• **EXERCISE REQUIREMENTS**:
All of the records below should be output exactly.

— START —

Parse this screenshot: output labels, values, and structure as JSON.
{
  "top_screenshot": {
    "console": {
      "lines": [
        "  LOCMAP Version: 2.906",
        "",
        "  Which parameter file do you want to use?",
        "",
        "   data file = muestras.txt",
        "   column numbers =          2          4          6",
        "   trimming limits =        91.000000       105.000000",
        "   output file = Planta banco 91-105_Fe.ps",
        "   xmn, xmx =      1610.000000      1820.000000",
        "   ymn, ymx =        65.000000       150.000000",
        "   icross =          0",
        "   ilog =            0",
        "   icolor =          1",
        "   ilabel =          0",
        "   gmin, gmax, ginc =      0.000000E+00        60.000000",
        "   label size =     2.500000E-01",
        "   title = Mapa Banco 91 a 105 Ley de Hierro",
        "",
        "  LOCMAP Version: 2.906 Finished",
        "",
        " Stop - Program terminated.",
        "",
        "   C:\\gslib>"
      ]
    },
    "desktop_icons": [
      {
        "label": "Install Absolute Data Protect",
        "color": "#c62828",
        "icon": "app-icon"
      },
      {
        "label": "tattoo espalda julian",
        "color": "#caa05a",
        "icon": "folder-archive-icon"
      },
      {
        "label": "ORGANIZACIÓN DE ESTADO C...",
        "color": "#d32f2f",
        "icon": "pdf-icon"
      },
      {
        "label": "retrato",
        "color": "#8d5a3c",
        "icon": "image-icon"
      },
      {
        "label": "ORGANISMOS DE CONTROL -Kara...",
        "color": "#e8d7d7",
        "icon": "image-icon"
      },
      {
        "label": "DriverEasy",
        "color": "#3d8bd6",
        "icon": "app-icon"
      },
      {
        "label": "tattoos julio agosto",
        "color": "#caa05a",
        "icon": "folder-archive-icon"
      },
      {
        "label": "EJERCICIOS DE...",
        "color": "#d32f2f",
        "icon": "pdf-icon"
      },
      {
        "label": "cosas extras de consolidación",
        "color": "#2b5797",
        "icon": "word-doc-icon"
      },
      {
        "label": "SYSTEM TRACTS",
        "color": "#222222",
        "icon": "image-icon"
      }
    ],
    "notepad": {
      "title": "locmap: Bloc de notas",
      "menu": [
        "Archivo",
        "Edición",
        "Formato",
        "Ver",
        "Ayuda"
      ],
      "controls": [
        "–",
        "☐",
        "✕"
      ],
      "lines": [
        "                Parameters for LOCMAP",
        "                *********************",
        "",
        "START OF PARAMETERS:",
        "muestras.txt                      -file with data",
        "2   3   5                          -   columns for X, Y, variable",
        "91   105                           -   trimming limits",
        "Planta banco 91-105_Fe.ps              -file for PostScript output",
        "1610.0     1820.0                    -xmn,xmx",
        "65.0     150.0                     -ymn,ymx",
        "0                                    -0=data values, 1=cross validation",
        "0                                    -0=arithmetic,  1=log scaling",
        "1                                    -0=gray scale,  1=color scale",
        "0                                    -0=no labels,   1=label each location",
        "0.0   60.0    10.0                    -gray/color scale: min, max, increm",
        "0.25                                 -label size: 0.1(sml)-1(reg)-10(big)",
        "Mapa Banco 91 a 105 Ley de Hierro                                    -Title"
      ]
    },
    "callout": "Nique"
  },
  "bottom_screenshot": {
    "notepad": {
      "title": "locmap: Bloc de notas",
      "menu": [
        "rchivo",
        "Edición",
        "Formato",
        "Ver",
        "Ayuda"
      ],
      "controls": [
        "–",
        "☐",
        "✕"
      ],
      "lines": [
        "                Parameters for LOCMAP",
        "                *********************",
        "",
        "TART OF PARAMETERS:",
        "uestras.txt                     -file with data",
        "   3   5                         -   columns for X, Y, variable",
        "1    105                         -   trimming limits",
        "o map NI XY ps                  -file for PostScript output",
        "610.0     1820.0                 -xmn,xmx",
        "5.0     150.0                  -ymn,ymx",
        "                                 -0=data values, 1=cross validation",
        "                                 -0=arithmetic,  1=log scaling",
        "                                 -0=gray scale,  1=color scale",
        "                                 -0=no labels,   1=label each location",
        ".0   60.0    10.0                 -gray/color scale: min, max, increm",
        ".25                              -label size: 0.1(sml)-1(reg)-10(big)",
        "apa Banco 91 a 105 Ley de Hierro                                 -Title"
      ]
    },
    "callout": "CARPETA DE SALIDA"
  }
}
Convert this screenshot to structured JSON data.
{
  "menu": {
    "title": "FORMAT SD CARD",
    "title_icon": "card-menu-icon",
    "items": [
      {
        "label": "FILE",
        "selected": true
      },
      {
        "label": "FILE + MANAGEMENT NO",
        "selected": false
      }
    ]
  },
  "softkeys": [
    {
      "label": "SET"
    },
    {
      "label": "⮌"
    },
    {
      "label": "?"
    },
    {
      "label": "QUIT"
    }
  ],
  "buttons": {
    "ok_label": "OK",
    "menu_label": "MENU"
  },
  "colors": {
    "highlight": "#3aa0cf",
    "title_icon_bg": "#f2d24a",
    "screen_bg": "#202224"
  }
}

— END —

• **FINISHED ANSWER**:
Parse this screenshot: output labels, values, and structure as JSON.
{
  "top_screenshot": {
    "console": {
      "lines": [
        "  LOCMAP Version: 2.906",
        "",
        "  Which parameter file do you want to use?",
        "",
        "   data file = muestras.txt",
        "   column numbers =          2          4          6",
        "   trimming limits =        91.000000       105.000000",
        "   output file = Planta banco 91-105_Fe.ps",
        "   xmn, xmx =      1610.000000      1820.000000",
        "   ymn, ymx =        65.000000       150.000000",
        "   icross =          0",
        "   ilog =            0",
        "   icolor =          1",
        "   ilabel =          0",
        "   gmin, gmax, ginc =      0.000000E+00        60.000000",
        "   label size =     2.500000E-01",
        "   title = Mapa Banco 91 a 105 Ley de Hierro",
        "",
        "  LOCMAP Version: 2.906 Finished",
        "",
        " Stop - Program terminated.",
        "",
        "   C:\\gslib>"
      ]
    },
    "desktop_icons": [
      {
        "label": "Install Absolute Data Protect",
        "color": "#c62828",
        "icon": "app-icon"
      },
      {
        "label": "tattoo espalda julian",
        "color": "#caa05a",
        "icon": "folder-archive-icon"
      },
      {
        "label": "ORGANIZACIÓN DE ESTADO C...",
        "color": "#d32f2f",
        "icon": "pdf-icon"
      },
      {
        "label": "retrato",
        "color": "#8d5a3c",
        "icon": "image-icon"
      },
      {
        "label": "ORGANISMOS DE CONTROL -Kara...",
        "color": "#e8d7d7",
        "icon": "image-icon"
      },
      {
        "label": "DriverEasy",
        "color": "#3d8bd6",
        "icon": "app-icon"
      },
      {
        "label": "tattoos julio agosto",
        "color": "#caa05a",
        "icon": "folder-archive-icon"
      },
      {
        "label": "EJERCICIOS DE...",
        "color": "#d32f2f",
        "icon": "pdf-icon"
      },
      {
        "label": "cosas extras de consolidación",
        "color": "#2b5797",
        "icon": "word-doc-icon"
      },
      {
        "label": "SYSTEM TRACTS",
        "color": "#222222",
        "icon": "image-icon"
      }
    ],
    "notepad": {
      "title": "locmap: Bloc de notas",
      "menu": [
        "Archivo",
        "Edición",
        "Formato",
        "Ver",
        "Ayuda"
      ],
      "controls": [
        "–",
        "☐",
        "✕"
      ],
      "lines": [
        "                Parameters for LOCMAP",
        "                *********************",
        "",
        "START OF PARAMETERS:",
        "muestras.txt                      -file with data",
        "2   3   5                          -   columns for X, Y, variable",
        "91   105                           -   trimming limits",
        "Planta banco 91-105_Fe.ps              -file for PostScript output",
        "1610.0     1820.0                    -xmn,xmx",
        "65.0     150.0                     -ymn,ymx",
        "0                                    -0=data values, 1=cross validation",
        "0                                    -0=arithmetic,  1=log scaling",
        "1                                    -0=gray scale,  1=color scale",
        "0                                    -0=no labels,   1=label each location",
        "0.0   60.0    10.0                    -gray/color scale: min, max, increm",
        "0.25                                 -label size: 0.1(sml)-1(reg)-10(big)",
        "Mapa Banco 91 a 105 Ley de Hierro                                    -Title"
      ]
    },
    "callout": "Nique"
  },
  "bottom_screenshot": {
    "notepad": {
      "title": "locmap: Bloc de notas",
      "menu": [
        "rchivo",
        "Edición",
        "Formato",
        "Ver",
        "Ayuda"
      ],
      "controls": [
        "–",
        "☐",
        "✕"
      ],
      "lines": [
        "                Parameters for LOCMAP",
        "                *********************",
        "",
        "TART OF PARAMETERS:",
        "uestras.txt                     -file with data",
        "   3   5                         -   columns for X, Y, variable",
        "1    105                         -   trimming limits",
        "o map NI XY ps                  -file for PostScript output",
        "610.0     1820.0                 -xmn,xmx",
        "5.0     150.0                  -ymn,ymx",
        "                                 -0=data values, 1=cross validation",
        "                                 -0=arithmetic,  1=log scaling",
        "                                 -0=gray scale,  1=color scale",
        "                                 -0=no labels,   1=label each location",
        ".0   60.0    10.0                 -gray/color scale: min, max, increm",
        ".25                              -label size: 0.1(sml)-1(reg)-10(big)",
        "apa Banco 91 a 105 Ley de Hierro                                 -Title"
      ]
    },
    "callout": "CARPETA DE SALIDA"
  }
}
Convert this screenshot to structured JSON data.
{
  "menu": {
    "title": "FORMAT SD CARD",
    "title_icon": "card-menu-icon",
    "items": [
      {
        "label": "FILE",
        "selected": true
      },
      {
        "label": "FILE + MANAGEMENT NO",
        "selected": false
      }
    ]
  },
  "softkeys": [
    {
      "label": "SET"
    },
    {
      "label": "⮌"
    },
    {
      "label": "?"
    },
    {
      "label": "QUIT"
    }
  ],
  "buttons": {
    "ok_label": "OK",
    "menu_label": "MENU"
  },
  "colors": {
    "highlight": "#3aa0cf",
    "title_icon_bg": "#f2d24a",
    "screen_bg": "#202224"
  }
}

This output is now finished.